:: TASK OBJECTIVE ::
List every line in this data where the string "name" occurs.

:: RECORD EXCERPTS ::
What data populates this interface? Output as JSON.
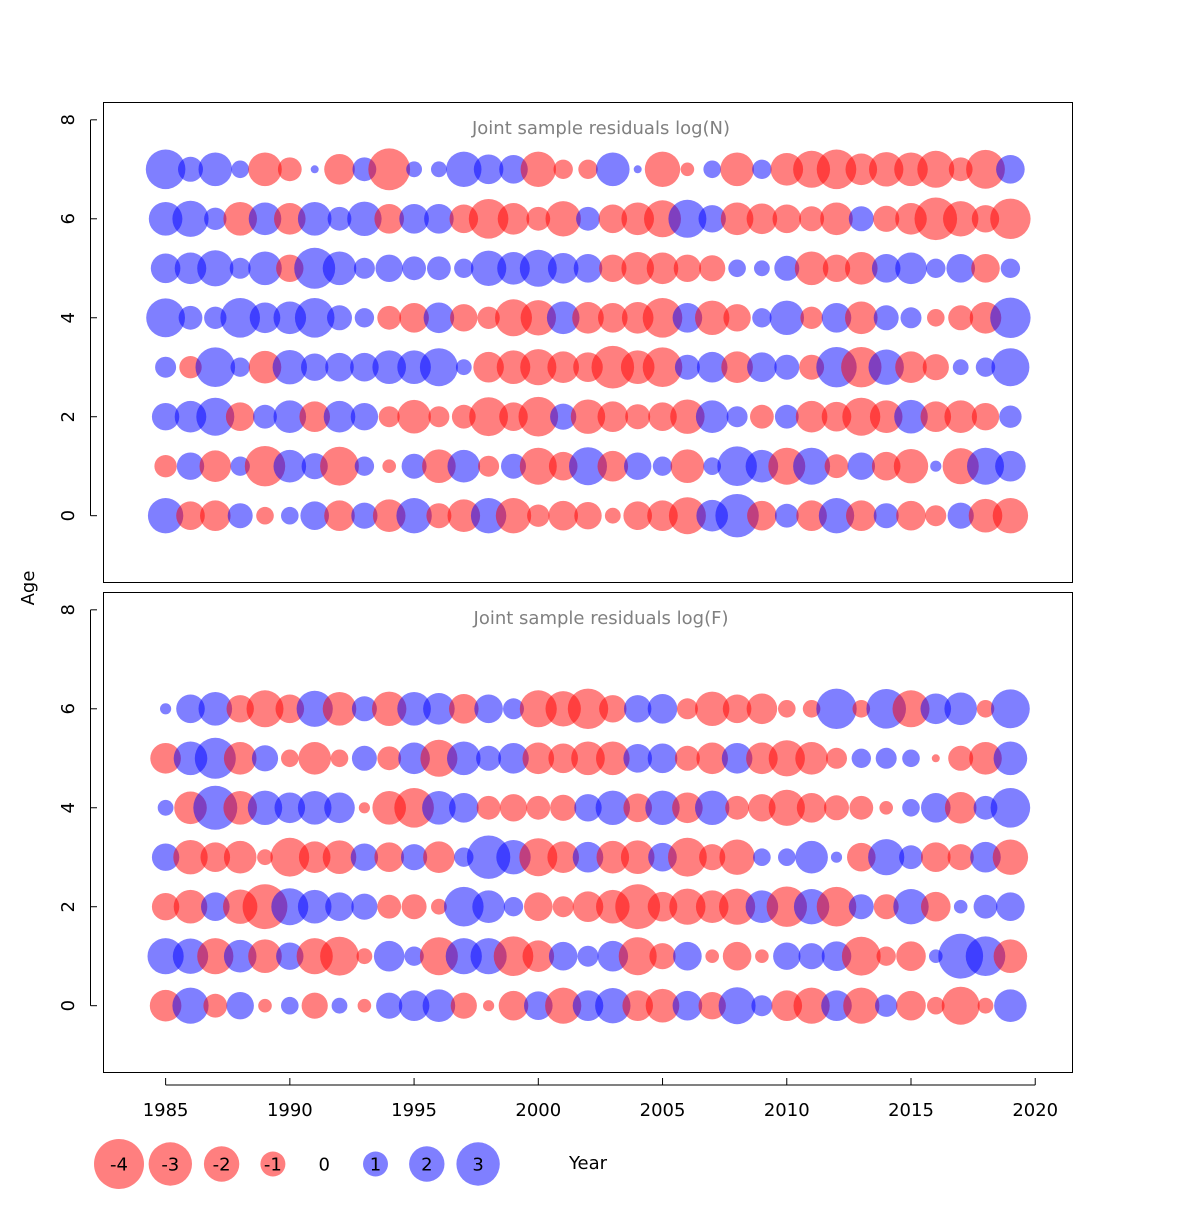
{
  "chart_data": [
    {
      "type": "bubble",
      "title": "Joint sample residuals log(N)",
      "xlabel": "",
      "ylabel": "Age",
      "xlim": [
        1982.5,
        2021.5
      ],
      "ylim": [
        -1.35,
        8.35
      ],
      "yticks": [
        0,
        2,
        4,
        6,
        8
      ],
      "x": [
        1985,
        1986,
        1987,
        1988,
        1989,
        1990,
        1991,
        1992,
        1993,
        1994,
        1995,
        1996,
        1997,
        1998,
        1999,
        2000,
        2001,
        2002,
        2003,
        2004,
        2005,
        2006,
        2007,
        2008,
        2009,
        2010,
        2011,
        2012,
        2013,
        2014,
        2015,
        2016,
        2017,
        2018,
        2019
      ],
      "ages": [
        0,
        1,
        2,
        3,
        4,
        5,
        6,
        7
      ],
      "residuals": [
        [
          2.0,
          -1.3,
          -1.5,
          1.0,
          -0.5,
          0.5,
          1.3,
          -1.5,
          1.1,
          -1.7,
          2.0,
          -1.0,
          -1.7,
          2.0,
          -2.0,
          -0.8,
          -1.4,
          -1.2,
          -0.4,
          -1.3,
          -1.5,
          -2.2,
          1.6,
          3.0,
          -1.4,
          0.9,
          -1.5,
          2.0,
          -1.5,
          1.0,
          -1.4,
          -0.7,
          1.1,
          -1.8,
          -2.0
        ],
        [
          -0.8,
          1.2,
          -1.6,
          0.6,
          -2.6,
          1.7,
          1.1,
          -2.4,
          0.6,
          -0.3,
          1.0,
          -1.8,
          1.7,
          -0.7,
          1.0,
          -2.2,
          -1.3,
          2.3,
          -1.5,
          1.2,
          0.6,
          -1.8,
          0.5,
          2.5,
          1.7,
          -2.2,
          2.2,
          -0.9,
          1.2,
          -1.3,
          -1.9,
          0.2,
          -2.1,
          2.2,
          1.5
        ],
        [
          1.2,
          1.6,
          2.3,
          -1.3,
          0.9,
          1.7,
          -1.5,
          1.6,
          1.2,
          -0.7,
          -1.8,
          -0.7,
          -0.9,
          -2.4,
          -1.3,
          -2.5,
          1.1,
          -1.9,
          -1.5,
          -1.0,
          -1.3,
          -1.9,
          1.7,
          0.7,
          -0.9,
          0.9,
          -1.6,
          -1.4,
          -2.3,
          -1.7,
          1.8,
          -1.5,
          -1.7,
          -1.2,
          0.8
        ],
        [
          0.7,
          -0.8,
          2.5,
          0.6,
          -1.7,
          1.9,
          1.2,
          1.3,
          1.3,
          1.8,
          1.8,
          2.3,
          0.4,
          -1.5,
          -1.8,
          -2.1,
          -1.6,
          -1.4,
          -2.9,
          -1.8,
          -2.5,
          1.0,
          1.5,
          -1.6,
          1.4,
          1.0,
          -1.0,
          2.6,
          -2.6,
          2.0,
          -1.6,
          -1.1,
          0.4,
          0.6,
          2.3
        ],
        [
          2.4,
          0.9,
          0.8,
          2.5,
          1.5,
          1.7,
          2.5,
          1.0,
          0.6,
          -0.9,
          -1.4,
          1.5,
          -1.2,
          -0.8,
          -2.2,
          -2.0,
          1.7,
          -1.6,
          -1.4,
          -1.6,
          -2.5,
          1.4,
          -1.9,
          -1.2,
          0.6,
          1.9,
          -0.8,
          1.4,
          -1.7,
          1.0,
          0.7,
          -0.5,
          -1.0,
          -1.6,
          2.6
        ],
        [
          1.4,
          1.6,
          2.1,
          0.7,
          1.8,
          -1.2,
          2.7,
          1.8,
          0.7,
          1.2,
          0.9,
          0.9,
          0.6,
          2.0,
          1.7,
          2.2,
          1.5,
          1.3,
          -1.2,
          -1.7,
          -1.6,
          -1.2,
          -1.1,
          0.5,
          0.4,
          1.0,
          -1.8,
          -1.2,
          -1.7,
          1.3,
          1.6,
          0.6,
          1.3,
          -1.3,
          0.6
        ],
        [
          1.8,
          2.1,
          0.8,
          -1.8,
          1.7,
          -1.6,
          1.8,
          0.9,
          1.9,
          -1.4,
          1.4,
          1.4,
          -1.3,
          -2.5,
          -1.6,
          -0.9,
          -2.0,
          0.9,
          -1.3,
          -1.7,
          -2.2,
          2.3,
          1.2,
          -1.7,
          -1.5,
          -1.3,
          -1.0,
          -1.7,
          1.0,
          -1.1,
          -1.6,
          -2.9,
          -2.0,
          -1.2,
          -2.6
        ],
        [
          2.5,
          1.0,
          1.8,
          0.5,
          -1.8,
          -0.9,
          0.1,
          -1.5,
          0.9,
          -2.8,
          0.4,
          0.4,
          2.0,
          1.4,
          1.3,
          -2.0,
          -0.6,
          -0.6,
          1.8,
          0.1,
          -2.0,
          -0.3,
          0.5,
          -1.8,
          0.6,
          -1.7,
          -2.2,
          -2.5,
          -1.6,
          -1.9,
          -1.8,
          -2.2,
          -0.9,
          -2.4,
          1.3
        ]
      ]
    },
    {
      "type": "bubble",
      "title": "Joint sample residuals log(F)",
      "xlabel": "Year",
      "ylabel": "Age",
      "xlim": [
        1982.5,
        2021.5
      ],
      "ylim": [
        -1.35,
        8.35
      ],
      "yticks": [
        0,
        2,
        4,
        6,
        8
      ],
      "xticks": [
        1985,
        1990,
        1995,
        2000,
        2005,
        2010,
        2015,
        2020
      ],
      "x": [
        1985,
        1986,
        1987,
        1988,
        1989,
        1990,
        1991,
        1992,
        1993,
        1994,
        1995,
        1996,
        1997,
        1998,
        1999,
        2000,
        2001,
        2002,
        2003,
        2004,
        2005,
        2006,
        2007,
        2008,
        2009,
        2010,
        2011,
        2012,
        2013,
        2014,
        2015,
        2016,
        2017,
        2018,
        2019
      ],
      "ages": [
        0,
        1,
        2,
        3,
        4,
        5,
        6
      ],
      "residuals": [
        [
          -1.6,
          2.1,
          -0.9,
          1.2,
          -0.3,
          0.5,
          -1.1,
          0.4,
          -0.3,
          1.1,
          1.5,
          1.7,
          -1.1,
          -0.2,
          -1.4,
          1.3,
          -2.1,
          1.5,
          2.0,
          -1.5,
          -1.8,
          1.4,
          -1.2,
          2.2,
          0.7,
          -1.5,
          -2.1,
          1.5,
          -2.1,
          0.8,
          -1.4,
          -0.5,
          -2.3,
          -0.4,
          1.7
        ],
        [
          2.1,
          2.0,
          -2.1,
          1.7,
          -1.8,
          1.2,
          -2.1,
          -2.4,
          -0.4,
          1.5,
          0.6,
          -2.3,
          2.1,
          2.1,
          -2.5,
          -1.6,
          1.3,
          0.7,
          1.5,
          -2.3,
          -1.1,
          1.3,
          -0.3,
          -1.3,
          -0.3,
          1.2,
          1.1,
          1.4,
          -2.4,
          -0.6,
          -1.4,
          0.3,
          3.2,
          2.5,
          -1.8
        ],
        [
          -1.2,
          -1.8,
          1.3,
          -1.9,
          -3.2,
          2.2,
          1.8,
          1.3,
          1.1,
          -0.9,
          -1.0,
          -0.4,
          2.5,
          1.7,
          0.6,
          -1.3,
          -0.7,
          -1.5,
          -1.8,
          -3.2,
          -1.4,
          -2.1,
          -1.7,
          -2.1,
          1.7,
          -2.6,
          2.0,
          -2.5,
          1.0,
          -1.0,
          2.0,
          -1.4,
          0.3,
          0.9,
          1.3
        ],
        [
          1.2,
          -1.9,
          -1.4,
          -1.7,
          -0.4,
          -2.4,
          -1.6,
          -1.8,
          1.2,
          -1.4,
          1.1,
          -1.6,
          0.6,
          3.0,
          1.9,
          -2.3,
          -1.6,
          1.5,
          -1.7,
          -1.8,
          1.3,
          -2.4,
          -1.1,
          -2.0,
          0.5,
          0.5,
          1.7,
          0.2,
          -1.3,
          2.1,
          0.9,
          -1.4,
          -1.1,
          1.5,
          -2.0
        ],
        [
          0.4,
          -1.7,
          3.1,
          -1.8,
          1.9,
          1.5,
          1.8,
          1.5,
          -0.2,
          -1.8,
          -2.5,
          1.8,
          1.4,
          -0.9,
          -1.2,
          -0.9,
          -1.1,
          1.2,
          1.9,
          -1.3,
          1.9,
          -1.5,
          1.9,
          -0.9,
          -1.2,
          -2.1,
          -1.4,
          -1.0,
          -0.9,
          -0.3,
          0.5,
          1.4,
          -1.6,
          0.9,
          2.5
        ],
        [
          -1.5,
          1.8,
          2.7,
          -1.7,
          1.1,
          -0.5,
          -1.7,
          -0.5,
          1.0,
          -0.9,
          1.6,
          -2.2,
          1.8,
          1.0,
          1.5,
          -1.6,
          -1.4,
          -1.8,
          -1.8,
          1.3,
          1.4,
          -1.0,
          -1.6,
          1.5,
          -1.6,
          -2.1,
          -1.7,
          -0.7,
          0.6,
          0.7,
          0.5,
          -0.1,
          -1.0,
          -1.7,
          1.8
        ],
        [
          0.2,
          1.3,
          1.8,
          -1.2,
          -2.2,
          -1.3,
          2.1,
          -1.8,
          1.0,
          -1.9,
          1.8,
          1.6,
          -1.4,
          1.3,
          0.7,
          -2.2,
          -2.0,
          -2.6,
          -1.2,
          1.2,
          1.4,
          -0.7,
          -1.9,
          -1.3,
          -1.5,
          -0.5,
          -0.5,
          2.6,
          -0.5,
          2.5,
          -2.2,
          1.5,
          1.7,
          -0.5,
          2.4
        ]
      ]
    }
  ],
  "legend": {
    "items": [
      {
        "label": "-4",
        "value": -4
      },
      {
        "label": "-3",
        "value": -3
      },
      {
        "label": "-2",
        "value": -2
      },
      {
        "label": "-1",
        "value": -1
      },
      {
        "label": "0",
        "value": 0
      },
      {
        "label": "1",
        "value": 1
      },
      {
        "label": "2",
        "value": 2
      },
      {
        "label": "3",
        "value": 3
      }
    ]
  },
  "colors": {
    "negative": "#ff0000",
    "positive": "#0000ff",
    "bubble_opacity": 0.5,
    "title_text": "#808080",
    "axis": "#000000"
  }
}
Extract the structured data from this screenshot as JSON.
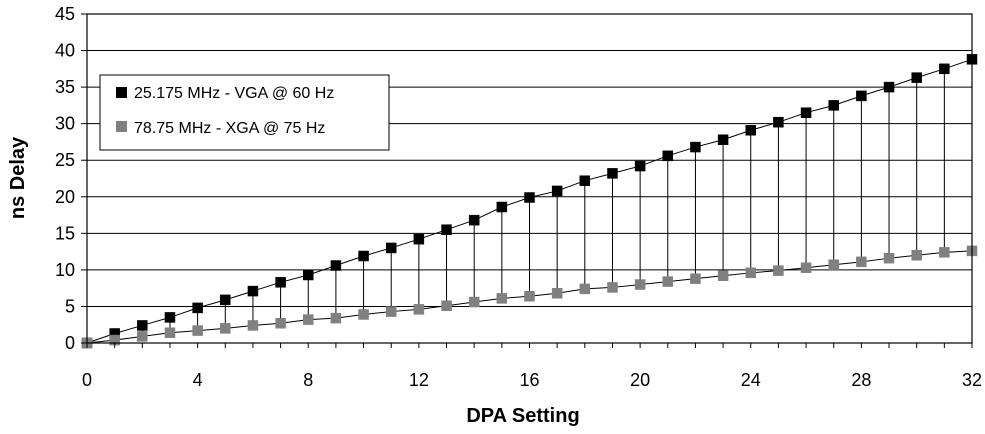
{
  "chart_data": {
    "type": "line",
    "title": "",
    "xlabel": "DPA Setting",
    "ylabel": "ns Delay",
    "xlim": [
      0,
      32
    ],
    "ylim": [
      0,
      45
    ],
    "xticks": [
      0,
      4,
      8,
      12,
      16,
      20,
      24,
      28,
      32
    ],
    "yticks": [
      0,
      5,
      10,
      15,
      20,
      25,
      30,
      35,
      40,
      45
    ],
    "grid": "horizontal",
    "legend_position": "upper-left",
    "x": [
      0,
      1,
      2,
      3,
      4,
      5,
      6,
      7,
      8,
      9,
      10,
      11,
      12,
      13,
      14,
      15,
      16,
      17,
      18,
      19,
      20,
      21,
      22,
      23,
      24,
      25,
      26,
      27,
      28,
      29,
      30,
      31,
      32
    ],
    "series": [
      {
        "name": "25.175 MHz - VGA @ 60 Hz",
        "color": "#000000",
        "values": [
          0,
          1.3,
          2.4,
          3.5,
          4.8,
          5.9,
          7.1,
          8.3,
          9.3,
          10.6,
          11.9,
          13.0,
          14.2,
          15.5,
          16.8,
          18.6,
          19.9,
          20.8,
          22.2,
          23.2,
          24.2,
          25.6,
          26.8,
          27.8,
          29.1,
          30.2,
          31.5,
          32.5,
          33.8,
          35.0,
          36.3,
          37.5,
          38.8
        ]
      },
      {
        "name": "78.75 MHz - XGA @ 75 Hz",
        "color": "#808080",
        "values": [
          0,
          0.4,
          0.9,
          1.4,
          1.7,
          2.0,
          2.4,
          2.7,
          3.2,
          3.4,
          3.9,
          4.3,
          4.6,
          5.1,
          5.6,
          6.1,
          6.4,
          6.8,
          7.4,
          7.6,
          8.0,
          8.4,
          8.8,
          9.2,
          9.6,
          9.9,
          10.3,
          10.7,
          11.1,
          11.6,
          12.0,
          12.4,
          12.6
        ]
      }
    ],
    "drop_lines": true
  }
}
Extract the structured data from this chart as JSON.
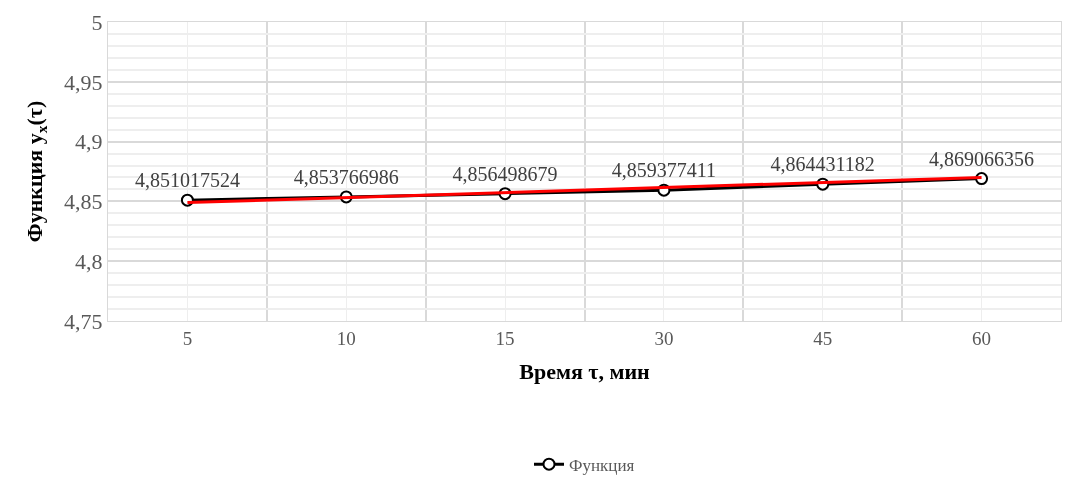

:: THE RESPONSE ::
        "name": "25.175 MHz - VGA @ 60 Hz",
        "name": "78.75 MHz - XGA @ 75 Hz",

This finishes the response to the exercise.